## Prompt
Reproduce the rows verbatim, starting at the first row and ending at the row that contains "y-tick-label: 0.5 bbox=[96, 173, 124, 198]", with both of those rows included.

━━━ Recorded data ━━━

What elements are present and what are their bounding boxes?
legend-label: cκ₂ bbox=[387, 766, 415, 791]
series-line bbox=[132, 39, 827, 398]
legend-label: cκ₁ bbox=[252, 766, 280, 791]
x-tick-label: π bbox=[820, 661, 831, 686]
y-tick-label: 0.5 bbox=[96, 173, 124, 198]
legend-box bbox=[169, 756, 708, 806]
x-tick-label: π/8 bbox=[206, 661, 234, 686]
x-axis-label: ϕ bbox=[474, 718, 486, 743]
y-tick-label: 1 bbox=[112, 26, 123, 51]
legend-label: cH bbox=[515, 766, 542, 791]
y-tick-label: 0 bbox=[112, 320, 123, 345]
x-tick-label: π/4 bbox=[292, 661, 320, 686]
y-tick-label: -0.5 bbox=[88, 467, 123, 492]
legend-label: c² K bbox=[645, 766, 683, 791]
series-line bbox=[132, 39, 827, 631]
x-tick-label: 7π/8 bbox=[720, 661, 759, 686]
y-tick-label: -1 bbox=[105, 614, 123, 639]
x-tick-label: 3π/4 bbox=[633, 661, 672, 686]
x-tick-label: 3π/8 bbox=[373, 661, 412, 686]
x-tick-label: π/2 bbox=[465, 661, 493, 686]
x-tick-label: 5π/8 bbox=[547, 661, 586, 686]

━━━

## Answer to this task
What elements are present and what are their bounding boxes?
legend-label: cκ₂ bbox=[387, 766, 415, 791]
series-line bbox=[132, 39, 827, 398]
legend-label: cκ₁ bbox=[252, 766, 280, 791]
x-tick-label: π bbox=[820, 661, 831, 686]
y-tick-label: 0.5 bbox=[96, 173, 124, 198]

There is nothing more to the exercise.